> [DO THIS]:
Determine which lines contain the word "Kesehatan", then copy those lines.

> [EXCERPTED DATA]:
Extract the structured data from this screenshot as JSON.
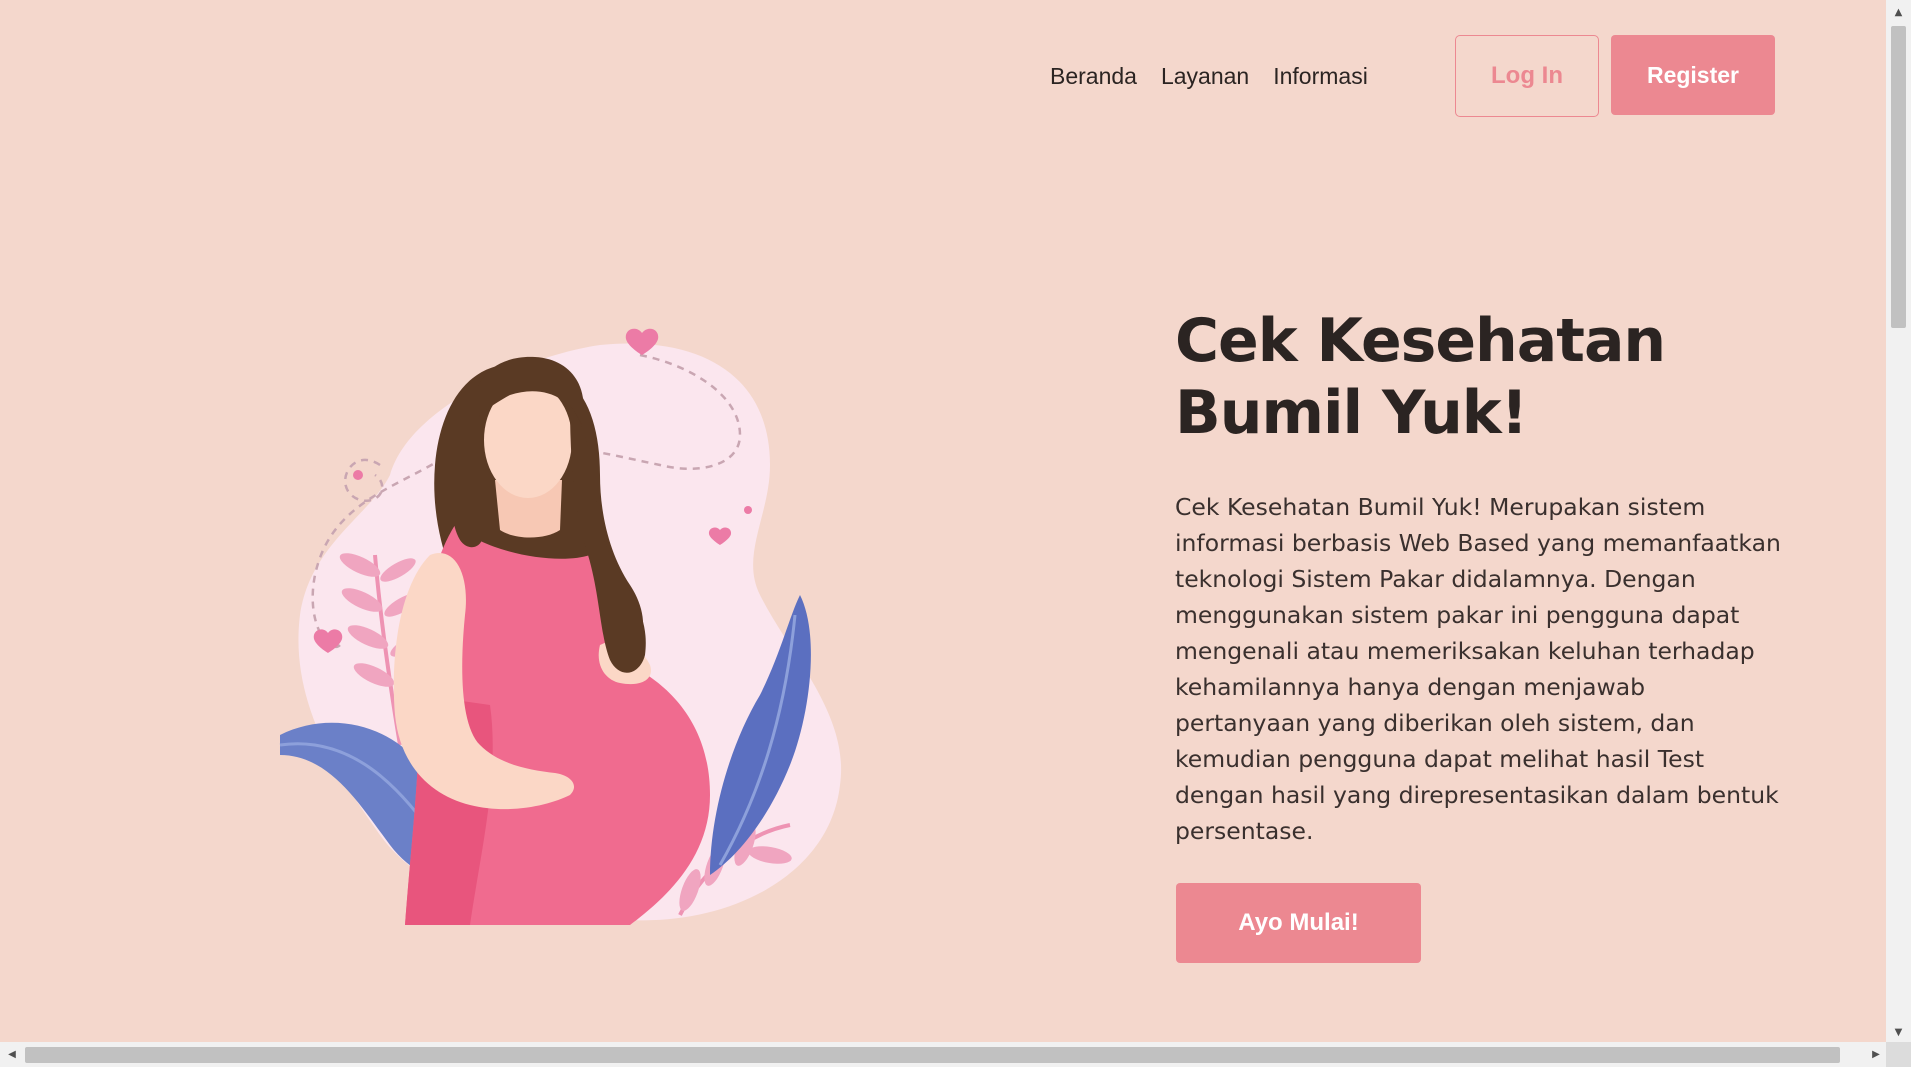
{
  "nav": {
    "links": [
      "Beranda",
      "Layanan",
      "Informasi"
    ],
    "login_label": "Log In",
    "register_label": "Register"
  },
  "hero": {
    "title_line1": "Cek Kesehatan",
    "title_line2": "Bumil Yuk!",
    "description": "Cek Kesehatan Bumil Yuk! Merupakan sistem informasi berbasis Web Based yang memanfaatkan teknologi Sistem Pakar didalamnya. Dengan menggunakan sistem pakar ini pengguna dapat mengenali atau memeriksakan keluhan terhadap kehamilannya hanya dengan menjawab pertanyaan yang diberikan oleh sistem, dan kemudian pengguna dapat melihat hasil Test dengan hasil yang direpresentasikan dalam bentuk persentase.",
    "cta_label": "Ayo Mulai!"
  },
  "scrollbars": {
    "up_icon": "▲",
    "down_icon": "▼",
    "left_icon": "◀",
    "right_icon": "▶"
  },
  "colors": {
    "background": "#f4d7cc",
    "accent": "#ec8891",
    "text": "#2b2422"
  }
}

> [TASK ANSWER]:
    "title_line1": "Cek Kesehatan",
    "description": "Cek Kesehatan Bumil Yuk! Merupakan sistem informasi berbasis Web Based yang memanfaatkan teknologi Sistem Pakar didalamnya. Dengan menggunakan sistem pakar ini pengguna dapat mengenali atau memeriksakan keluhan terhadap kehamilannya hanya dengan menjawab pertanyaan yang diberikan oleh sistem, dan kemudian pengguna dapat melihat hasil Test dengan hasil yang direpresentasikan dalam bentuk persentase.",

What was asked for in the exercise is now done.